Pictures appear in the records below; write out everything else exactly.

Rows from a figure dataset:
================
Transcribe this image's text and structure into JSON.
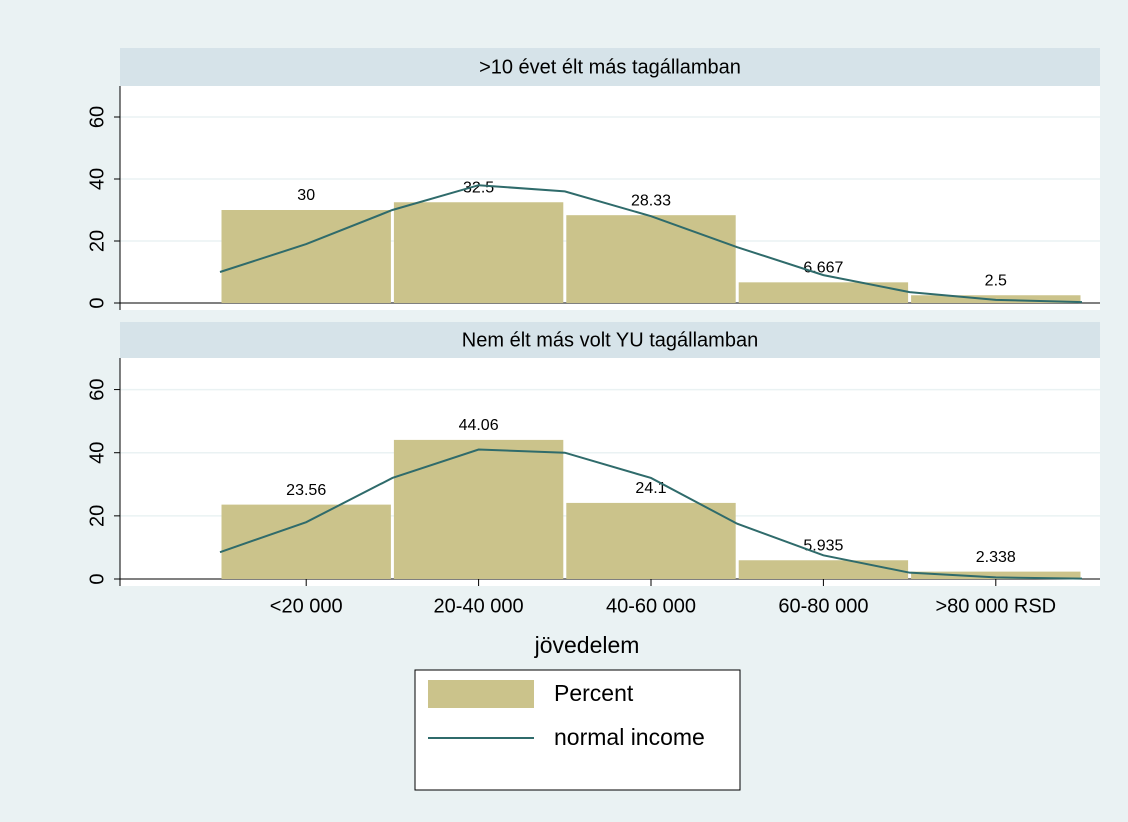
{
  "chart_data": [
    {
      "type": "bar",
      "title": ">10 évet élt más tagállamban",
      "series": [
        {
          "color": "#cbc38b",
          "values": [
            30,
            32.5,
            28.33,
            6.667,
            2.5
          ]
        },
        {
          "type": "line",
          "color": "#2f6b6b",
          "x": [
            0,
            0.5,
            1,
            1.5,
            2,
            2.5,
            3,
            3.5,
            4,
            4.5,
            5
          ],
          "values": [
            10,
            19,
            30,
            38,
            36,
            28,
            18,
            9,
            3.5,
            1,
            0.3
          ]
        }
      ],
      "ylim": [
        0,
        70
      ],
      "yticks": [
        0,
        20,
        40,
        60
      ],
      "grid": true
    },
    {
      "type": "bar",
      "title": "Nem élt más volt YU tagállamban",
      "categories": [
        "<20 000",
        "20-40 000",
        "40-60 000",
        "60-80 000",
        ">80 000 RSD"
      ],
      "xlabel": "jövedelem",
      "series": [
        {
          "name": "Percent",
          "color": "#cbc38b",
          "values": [
            23.56,
            44.06,
            24.1,
            5.935,
            2.338
          ]
        },
        {
          "name": "normal income",
          "type": "line",
          "color": "#2f6b6b",
          "x": [
            0,
            0.5,
            1,
            1.5,
            2,
            2.5,
            3,
            3.5,
            4,
            4.5,
            5
          ],
          "values": [
            8.5,
            18,
            32,
            41,
            40,
            32,
            17.5,
            7.5,
            2,
            0.5,
            0.1
          ]
        }
      ],
      "ylim": [
        0,
        70
      ],
      "yticks": [
        0,
        20,
        40,
        60
      ],
      "grid": true,
      "legend": "bottom"
    }
  ]
}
================
= Exercise response =
Transcribe this image's text and structure into JSON.
{
  "chart_data": [
    {
      "type": "bar",
      "title": ">10 évet élt más tagállamban",
      "series": [
        {
          "color": "#cbc38b",
          "values": [
            30,
            32.5,
            28.33,
            6.667,
            2.5
          ]
        },
        {
          "type": "line",
          "color": "#2f6b6b",
          "x": [
            0,
            0.5,
            1,
            1.5,
            2,
            2.5,
            3,
            3.5,
            4,
            4.5,
            5
          ],
          "values": [
            10,
            19,
            30,
            38,
            36,
            28,
            18,
            9,
            3.5,
            1,
            0.3
          ]
        }
      ],
      "ylim": [
        0,
        70
      ],
      "yticks": [
        0,
        20,
        40,
        60
      ],
      "grid": true
    },
    {
      "type": "bar",
      "title": "Nem élt más volt YU tagállamban",
      "categories": [
        "<20 000",
        "20-40 000",
        "40-60 000",
        "60-80 000",
        ">80 000 RSD"
      ],
      "xlabel": "jövedelem",
      "series": [
        {
          "name": "Percent",
          "color": "#cbc38b",
          "values": [
            23.56,
            44.06,
            24.1,
            5.935,
            2.338
          ]
        },
        {
          "name": "normal income",
          "type": "line",
          "color": "#2f6b6b",
          "x": [
            0,
            0.5,
            1,
            1.5,
            2,
            2.5,
            3,
            3.5,
            4,
            4.5,
            5
          ],
          "values": [
            8.5,
            18,
            32,
            41,
            40,
            32,
            17.5,
            7.5,
            2,
            0.5,
            0.1
          ]
        }
      ],
      "ylim": [
        0,
        70
      ],
      "yticks": [
        0,
        20,
        40,
        60
      ],
      "grid": true,
      "legend": "bottom"
    }
  ]
}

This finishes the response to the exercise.